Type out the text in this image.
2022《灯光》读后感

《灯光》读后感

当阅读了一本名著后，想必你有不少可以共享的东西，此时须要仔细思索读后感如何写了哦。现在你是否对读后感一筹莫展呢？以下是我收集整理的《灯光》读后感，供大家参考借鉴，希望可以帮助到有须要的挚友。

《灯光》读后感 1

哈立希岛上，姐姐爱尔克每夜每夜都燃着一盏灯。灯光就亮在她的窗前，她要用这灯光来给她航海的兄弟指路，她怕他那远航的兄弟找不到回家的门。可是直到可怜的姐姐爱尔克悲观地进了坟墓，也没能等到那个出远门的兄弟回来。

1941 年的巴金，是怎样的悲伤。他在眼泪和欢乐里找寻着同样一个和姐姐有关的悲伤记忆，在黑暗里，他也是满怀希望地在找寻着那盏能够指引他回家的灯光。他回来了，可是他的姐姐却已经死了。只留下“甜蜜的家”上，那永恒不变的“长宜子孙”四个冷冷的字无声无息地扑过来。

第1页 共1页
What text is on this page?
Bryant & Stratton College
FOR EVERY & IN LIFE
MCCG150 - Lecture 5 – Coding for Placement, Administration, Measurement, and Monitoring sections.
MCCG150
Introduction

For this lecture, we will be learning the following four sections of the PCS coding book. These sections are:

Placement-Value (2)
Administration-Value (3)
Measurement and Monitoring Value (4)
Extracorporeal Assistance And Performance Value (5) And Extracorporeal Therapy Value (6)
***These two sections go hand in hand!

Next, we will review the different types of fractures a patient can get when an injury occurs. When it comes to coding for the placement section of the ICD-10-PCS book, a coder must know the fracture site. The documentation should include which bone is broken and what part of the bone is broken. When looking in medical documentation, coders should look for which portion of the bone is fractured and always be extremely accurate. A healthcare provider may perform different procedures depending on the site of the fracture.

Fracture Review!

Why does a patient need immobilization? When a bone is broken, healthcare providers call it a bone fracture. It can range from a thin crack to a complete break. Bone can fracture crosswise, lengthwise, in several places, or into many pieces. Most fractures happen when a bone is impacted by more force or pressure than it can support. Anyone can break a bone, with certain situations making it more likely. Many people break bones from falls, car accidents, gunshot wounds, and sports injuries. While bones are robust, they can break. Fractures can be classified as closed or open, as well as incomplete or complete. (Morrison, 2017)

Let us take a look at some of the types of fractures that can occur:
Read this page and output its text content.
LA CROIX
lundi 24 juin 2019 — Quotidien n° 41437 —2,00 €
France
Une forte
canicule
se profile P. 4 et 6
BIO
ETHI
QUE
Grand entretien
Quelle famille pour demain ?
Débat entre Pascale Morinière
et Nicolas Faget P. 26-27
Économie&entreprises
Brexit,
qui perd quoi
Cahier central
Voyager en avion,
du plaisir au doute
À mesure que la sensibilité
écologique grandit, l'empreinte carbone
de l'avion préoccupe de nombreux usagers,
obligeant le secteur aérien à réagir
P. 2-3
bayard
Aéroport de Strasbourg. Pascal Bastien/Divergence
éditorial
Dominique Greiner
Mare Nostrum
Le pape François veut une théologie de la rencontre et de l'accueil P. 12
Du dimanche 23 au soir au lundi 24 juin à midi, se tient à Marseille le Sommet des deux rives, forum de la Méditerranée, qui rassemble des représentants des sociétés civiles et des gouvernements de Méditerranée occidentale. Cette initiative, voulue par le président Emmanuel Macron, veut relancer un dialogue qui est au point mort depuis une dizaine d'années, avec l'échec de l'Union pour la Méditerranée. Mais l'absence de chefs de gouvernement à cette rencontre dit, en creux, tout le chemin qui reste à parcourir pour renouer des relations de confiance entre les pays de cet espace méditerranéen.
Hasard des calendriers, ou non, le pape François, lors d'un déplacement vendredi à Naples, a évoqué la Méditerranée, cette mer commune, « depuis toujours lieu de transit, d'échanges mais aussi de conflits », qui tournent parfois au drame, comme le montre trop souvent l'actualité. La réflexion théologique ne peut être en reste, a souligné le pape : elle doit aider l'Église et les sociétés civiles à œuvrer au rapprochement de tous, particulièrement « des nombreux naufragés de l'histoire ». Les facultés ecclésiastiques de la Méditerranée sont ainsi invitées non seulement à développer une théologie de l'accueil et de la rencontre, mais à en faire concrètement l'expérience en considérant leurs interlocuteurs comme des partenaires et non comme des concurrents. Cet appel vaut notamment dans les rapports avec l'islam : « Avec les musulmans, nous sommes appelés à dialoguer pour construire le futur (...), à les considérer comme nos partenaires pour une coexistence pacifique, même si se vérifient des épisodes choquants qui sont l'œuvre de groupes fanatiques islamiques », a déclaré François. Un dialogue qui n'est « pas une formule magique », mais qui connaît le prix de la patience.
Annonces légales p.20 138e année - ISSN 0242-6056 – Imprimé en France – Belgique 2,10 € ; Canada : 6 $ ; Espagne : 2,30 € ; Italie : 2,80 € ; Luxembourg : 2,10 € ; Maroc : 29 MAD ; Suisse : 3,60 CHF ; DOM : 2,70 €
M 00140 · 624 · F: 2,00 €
==========
INSTRUCTION = Copy out every entry again, exactly as it was given.

WORKED SOLUTION =
Type out the text in this image.
2022《灯光》读后感

《灯光》读后感

当阅读了一本名著后，想必你有不少可以共享的东西，此时须要仔细思索读后感如何写了哦。现在你是否对读后感一筹莫展呢？以下是我收集整理的《灯光》读后感，供大家参考借鉴，希望可以帮助到有须要的挚友。

《灯光》读后感 1

哈立希岛上，姐姐爱尔克每夜每夜都燃着一盏灯。灯光就亮在她的窗前，她要用这灯光来给她航海的兄弟指路，她怕他那远航的兄弟找不到回家的门。可是直到可怜的姐姐爱尔克悲观地进了坟墓，也没能等到那个出远门的兄弟回来。

1941 年的巴金，是怎样的悲伤。他在眼泪和欢乐里找寻着同样一个和姐姐有关的悲伤记忆，在黑暗里，他也是满怀希望地在找寻着那盏能够指引他回家的灯光。他回来了，可是他的姐姐却已经死了。只留下“甜蜜的家”上，那永恒不变的“长宜子孙”四个冷冷的字无声无息地扑过来。

第1页 共1页
What text is on this page?
Bryant & Stratton College
FOR EVERY & IN LIFE
MCCG150 - Lecture 5 – Coding for Placement, Administration, Measurement, and Monitoring sections.
MCCG150
Introduction

For this lecture, we will be learning the following four sections of the PCS coding book. These sections are:

Placement-Value (2)
Administration-Value (3)
Measurement and Monitoring Value (4)
Extracorporeal Assistance And Performance Value (5) And Extracorporeal Therapy Value (6)
***These two sections go hand in hand!

Next, we will review the different types of fractures a patient can get when an injury occurs. When it comes to coding for the placement section of the ICD-10-PCS book, a coder must know the fracture site. The documentation should include which bone is broken and what part of the bone is broken. When looking in medical documentation, coders should look for which portion of the bone is fractured and always be extremely accurate. A healthcare provider may perform different procedures depending on the site of the fracture.

Fracture Review!

Why does a patient need immobilization? When a bone is broken, healthcare providers call it a bone fracture. It can range from a thin crack to a complete break. Bone can fracture crosswise, lengthwise, in several places, or into many pieces. Most fractures happen when a bone is impacted by more force or pressure than it can support. Anyone can break a bone, with certain situations making it more likely. Many people break bones from falls, car accidents, gunshot wounds, and sports injuries. While bones are robust, they can break. Fractures can be classified as closed or open, as well as incomplete or complete. (Morrison, 2017)

Let us take a look at some of the types of fractures that can occur:
Read this page and output its text content.
LA CROIX
lundi 24 juin 2019 — Quotidien n° 41437 —2,00 €
France
Une forte
canicule
se profile P. 4 et 6
BIO
ETHI
QUE
Grand entretien
Quelle famille pour demain ?
Débat entre Pascale Morinière
et Nicolas Faget P. 26-27
Économie&entreprises
Brexit,
qui perd quoi
Cahier central
Voyager en avion,
du plaisir au doute
À mesure que la sensibilité
écologique grandit, l'empreinte carbone
de l'avion préoccupe de nombreux usagers,
obligeant le secteur aérien à réagir
P. 2-3
bayard
Aéroport de Strasbourg. Pascal Bastien/Divergence
éditorial
Dominique Greiner
Mare Nostrum
Le pape François veut une théologie de la rencontre et de l'accueil P. 12
Du dimanche 23 au soir au lundi 24 juin à midi, se tient à Marseille le Sommet des deux rives, forum de la Méditerranée, qui rassemble des représentants des sociétés civiles et des gouvernements de Méditerranée occidentale. Cette initiative, voulue par le président Emmanuel Macron, veut relancer un dialogue qui est au point mort depuis une dizaine d'années, avec l'échec de l'Union pour la Méditerranée. Mais l'absence de chefs de gouvernement à cette rencontre dit, en creux, tout le chemin qui reste à parcourir pour renouer des relations de confiance entre les pays de cet espace méditerranéen.
Hasard des calendriers, ou non, le pape François, lors d'un déplacement vendredi à Naples, a évoqué la Méditerranée, cette mer commune, « depuis toujours lieu de transit, d'échanges mais aussi de conflits », qui tournent parfois au drame, comme le montre trop souvent l'actualité. La réflexion théologique ne peut être en reste, a souligné le pape : elle doit aider l'Église et les sociétés civiles à œuvrer au rapprochement de tous, particulièrement « des nombreux naufragés de l'histoire ». Les facultés ecclésiastiques de la Méditerranée sont ainsi invitées non seulement à développer une théologie de l'accueil et de la rencontre, mais à en faire concrètement l'expérience en considérant leurs interlocuteurs comme des partenaires et non comme des concurrents. Cet appel vaut notamment dans les rapports avec l'islam : « Avec les musulmans, nous sommes appelés à dialoguer pour construire le futur (...), à les considérer comme nos partenaires pour une coexistence pacifique, même si se vérifient des épisodes choquants qui sont l'œuvre de groupes fanatiques islamiques », a déclaré François. Un dialogue qui n'est « pas une formule magique », mais qui connaît le prix de la patience.
Annonces légales p.20 138e année - ISSN 0242-6056 – Imprimé en France – Belgique 2,10 € ; Canada : 6 $ ; Espagne : 2,30 € ; Italie : 2,80 € ; Luxembourg : 2,10 € ; Maroc : 29 MAD ; Suisse : 3,60 CHF ; DOM : 2,70 €
M 00140 · 624 · F: 2,00 €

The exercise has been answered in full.